The task —
Copy out every entry below again, changing each "wind-barb" to "wind-arrow" and leaving everything else the same.
───
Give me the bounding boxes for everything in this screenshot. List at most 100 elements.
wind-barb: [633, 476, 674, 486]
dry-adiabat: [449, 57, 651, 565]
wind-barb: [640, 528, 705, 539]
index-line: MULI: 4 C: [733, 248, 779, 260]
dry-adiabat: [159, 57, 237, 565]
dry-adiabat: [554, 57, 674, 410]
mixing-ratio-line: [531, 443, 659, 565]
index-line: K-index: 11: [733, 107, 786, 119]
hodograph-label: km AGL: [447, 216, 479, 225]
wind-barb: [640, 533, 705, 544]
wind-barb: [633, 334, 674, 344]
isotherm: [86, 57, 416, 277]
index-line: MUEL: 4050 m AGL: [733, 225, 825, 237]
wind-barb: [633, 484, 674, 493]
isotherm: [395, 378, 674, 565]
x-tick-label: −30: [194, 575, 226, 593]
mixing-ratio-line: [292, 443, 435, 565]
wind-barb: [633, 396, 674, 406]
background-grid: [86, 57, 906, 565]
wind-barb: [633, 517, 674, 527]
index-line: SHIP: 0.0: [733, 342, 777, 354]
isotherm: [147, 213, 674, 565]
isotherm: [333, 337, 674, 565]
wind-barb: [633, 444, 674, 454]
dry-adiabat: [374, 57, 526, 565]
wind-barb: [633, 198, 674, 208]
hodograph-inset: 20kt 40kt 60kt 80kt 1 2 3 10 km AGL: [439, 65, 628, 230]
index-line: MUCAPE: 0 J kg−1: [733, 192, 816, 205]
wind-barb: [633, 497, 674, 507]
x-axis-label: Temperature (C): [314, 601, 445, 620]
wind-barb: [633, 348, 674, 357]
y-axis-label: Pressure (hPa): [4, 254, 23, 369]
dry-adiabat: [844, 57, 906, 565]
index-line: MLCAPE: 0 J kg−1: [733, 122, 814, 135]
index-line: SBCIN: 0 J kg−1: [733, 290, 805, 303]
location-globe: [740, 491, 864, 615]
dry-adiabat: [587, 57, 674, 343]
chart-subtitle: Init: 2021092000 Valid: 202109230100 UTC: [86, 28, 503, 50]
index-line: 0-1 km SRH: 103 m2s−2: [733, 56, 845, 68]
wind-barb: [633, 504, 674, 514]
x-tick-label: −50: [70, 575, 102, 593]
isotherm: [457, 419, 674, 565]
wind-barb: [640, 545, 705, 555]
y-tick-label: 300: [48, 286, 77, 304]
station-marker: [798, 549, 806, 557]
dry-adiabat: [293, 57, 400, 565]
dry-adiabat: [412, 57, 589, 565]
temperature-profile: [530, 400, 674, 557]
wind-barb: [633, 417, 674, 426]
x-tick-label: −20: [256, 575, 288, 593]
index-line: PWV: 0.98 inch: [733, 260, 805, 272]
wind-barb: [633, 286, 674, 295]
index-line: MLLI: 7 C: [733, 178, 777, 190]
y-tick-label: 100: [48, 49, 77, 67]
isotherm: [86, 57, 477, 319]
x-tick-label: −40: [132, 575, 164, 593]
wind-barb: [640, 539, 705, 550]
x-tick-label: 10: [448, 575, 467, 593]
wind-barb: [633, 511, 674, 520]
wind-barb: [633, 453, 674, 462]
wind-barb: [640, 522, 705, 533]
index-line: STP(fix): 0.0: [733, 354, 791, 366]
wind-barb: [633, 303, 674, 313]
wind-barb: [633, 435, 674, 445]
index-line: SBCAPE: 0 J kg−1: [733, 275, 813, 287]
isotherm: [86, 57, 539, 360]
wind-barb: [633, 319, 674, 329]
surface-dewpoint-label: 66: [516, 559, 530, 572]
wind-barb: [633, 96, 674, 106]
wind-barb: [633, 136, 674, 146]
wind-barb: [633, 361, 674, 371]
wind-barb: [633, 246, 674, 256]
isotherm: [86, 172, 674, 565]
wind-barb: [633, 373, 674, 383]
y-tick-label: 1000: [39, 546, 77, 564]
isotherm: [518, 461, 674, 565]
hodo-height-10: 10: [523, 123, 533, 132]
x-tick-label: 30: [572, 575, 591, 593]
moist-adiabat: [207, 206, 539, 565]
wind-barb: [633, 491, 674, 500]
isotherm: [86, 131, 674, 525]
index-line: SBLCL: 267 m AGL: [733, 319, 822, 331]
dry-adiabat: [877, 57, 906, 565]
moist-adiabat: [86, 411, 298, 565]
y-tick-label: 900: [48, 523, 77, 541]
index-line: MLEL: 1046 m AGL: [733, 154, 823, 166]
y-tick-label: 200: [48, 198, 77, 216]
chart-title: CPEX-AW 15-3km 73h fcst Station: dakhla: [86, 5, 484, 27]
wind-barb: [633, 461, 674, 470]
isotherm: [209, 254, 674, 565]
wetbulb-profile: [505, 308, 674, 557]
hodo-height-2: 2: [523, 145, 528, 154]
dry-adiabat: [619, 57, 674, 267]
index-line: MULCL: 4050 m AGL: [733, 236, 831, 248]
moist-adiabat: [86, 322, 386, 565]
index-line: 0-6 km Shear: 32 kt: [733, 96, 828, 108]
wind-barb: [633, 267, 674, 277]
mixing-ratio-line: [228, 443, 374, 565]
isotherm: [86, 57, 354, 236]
───
Written solution —
Give me the bounding boxes for everything in this screenshot. List at most 100 elements.
wind-arrow: [633, 476, 674, 486]
dry-adiabat: [449, 57, 651, 565]
wind-arrow: [640, 528, 705, 539]
index-line: MULI: 4 C: [733, 248, 779, 260]
dry-adiabat: [159, 57, 237, 565]
dry-adiabat: [554, 57, 674, 410]
mixing-ratio-line: [531, 443, 659, 565]
index-line: K-index: 11: [733, 107, 786, 119]
hodograph-label: km AGL: [447, 216, 479, 225]
wind-arrow: [640, 533, 705, 544]
wind-arrow: [633, 334, 674, 344]
isotherm: [86, 57, 416, 277]
index-line: MUEL: 4050 m AGL: [733, 225, 825, 237]
wind-arrow: [633, 484, 674, 493]
isotherm: [395, 378, 674, 565]
x-tick-label: −30: [194, 575, 226, 593]
mixing-ratio-line: [292, 443, 435, 565]
wind-arrow: [633, 396, 674, 406]
background-grid: [86, 57, 906, 565]
wind-arrow: [633, 517, 674, 527]
index-line: SHIP: 0.0: [733, 342, 777, 354]
isotherm: [147, 213, 674, 565]
isotherm: [333, 337, 674, 565]
wind-arrow: [633, 444, 674, 454]
dry-adiabat: [374, 57, 526, 565]
wind-arrow: [633, 198, 674, 208]
hodograph-inset: 20kt 40kt 60kt 80kt 1 2 3 10 km AGL: [439, 65, 628, 230]
index-line: MUCAPE: 0 J kg−1: [733, 192, 816, 205]
wind-arrow: [633, 497, 674, 507]
x-axis-label: Temperature (C): [314, 601, 445, 620]
wind-arrow: [633, 348, 674, 357]
y-axis-label: Pressure (hPa): [4, 254, 23, 369]
dry-adiabat: [844, 57, 906, 565]
index-line: MLCAPE: 0 J kg−1: [733, 122, 814, 135]
index-line: SBCIN: 0 J kg−1: [733, 290, 805, 303]
location-globe: [740, 491, 864, 615]
dry-adiabat: [587, 57, 674, 343]
chart-subtitle: Init: 2021092000 Valid: 202109230100 UTC: [86, 28, 503, 50]
index-line: 0-1 km SRH: 103 m2s−2: [733, 56, 845, 68]
wind-arrow: [633, 504, 674, 514]
x-tick-label: −50: [70, 575, 102, 593]
isotherm: [457, 419, 674, 565]
wind-arrow: [640, 545, 705, 555]
y-tick-label: 300: [48, 286, 77, 304]
station-marker: [798, 549, 806, 557]
dry-adiabat: [293, 57, 400, 565]
dry-adiabat: [412, 57, 589, 565]
temperature-profile: [530, 400, 674, 557]
wind-arrow: [633, 417, 674, 426]
x-tick-label: −20: [256, 575, 288, 593]
index-line: PWV: 0.98 inch: [733, 260, 805, 272]
wind-arrow: [633, 286, 674, 295]
index-line: MLLI: 7 C: [733, 178, 777, 190]
y-tick-label: 100: [48, 49, 77, 67]
isotherm: [86, 57, 477, 319]
x-tick-label: −40: [132, 575, 164, 593]
wind-arrow: [640, 539, 705, 550]
x-tick-label: 10: [448, 575, 467, 593]
wind-arrow: [633, 511, 674, 520]
wind-arrow: [633, 453, 674, 462]
wind-arrow: [640, 522, 705, 533]
index-line: STP(fix): 0.0: [733, 354, 791, 366]
wind-arrow: [633, 303, 674, 313]
wind-arrow: [633, 435, 674, 445]
index-line: SBCAPE: 0 J kg−1: [733, 275, 813, 287]
isotherm: [86, 57, 539, 360]
wind-arrow: [633, 319, 674, 329]
surface-dewpoint-label: 66: [516, 559, 530, 572]
wind-arrow: [633, 96, 674, 106]
wind-arrow: [633, 136, 674, 146]
wind-arrow: [633, 361, 674, 371]
wind-arrow: [633, 246, 674, 256]
isotherm: [86, 172, 674, 565]
wind-arrow: [633, 373, 674, 383]
y-tick-label: 1000: [39, 546, 77, 564]
isotherm: [518, 461, 674, 565]
hodo-height-10: 10: [523, 123, 533, 132]
x-tick-label: 30: [572, 575, 591, 593]
moist-adiabat: [207, 206, 539, 565]
wind-arrow: [633, 491, 674, 500]
isotherm: [86, 131, 674, 525]
index-line: SBLCL: 267 m AGL: [733, 319, 822, 331]
dry-adiabat: [877, 57, 906, 565]
moist-adiabat: [86, 411, 298, 565]
y-tick-label: 900: [48, 523, 77, 541]
index-line: MLEL: 1046 m AGL: [733, 154, 823, 166]
y-tick-label: 200: [48, 198, 77, 216]
chart-title: CPEX-AW 15-3km 73h fcst Station: dakhla: [86, 5, 484, 27]
wind-arrow: [633, 461, 674, 470]
isotherm: [209, 254, 674, 565]
wetbulb-profile: [505, 308, 674, 557]
hodo-height-2: 2: [523, 145, 528, 154]
dry-adiabat: [619, 57, 674, 267]
index-line: MULCL: 4050 m AGL: [733, 236, 831, 248]
moist-adiabat: [86, 322, 386, 565]
index-line: 0-6 km Shear: 32 kt: [733, 96, 828, 108]
wind-arrow: [633, 267, 674, 277]
mixing-ratio-line: [228, 443, 374, 565]
isotherm: [86, 57, 354, 236]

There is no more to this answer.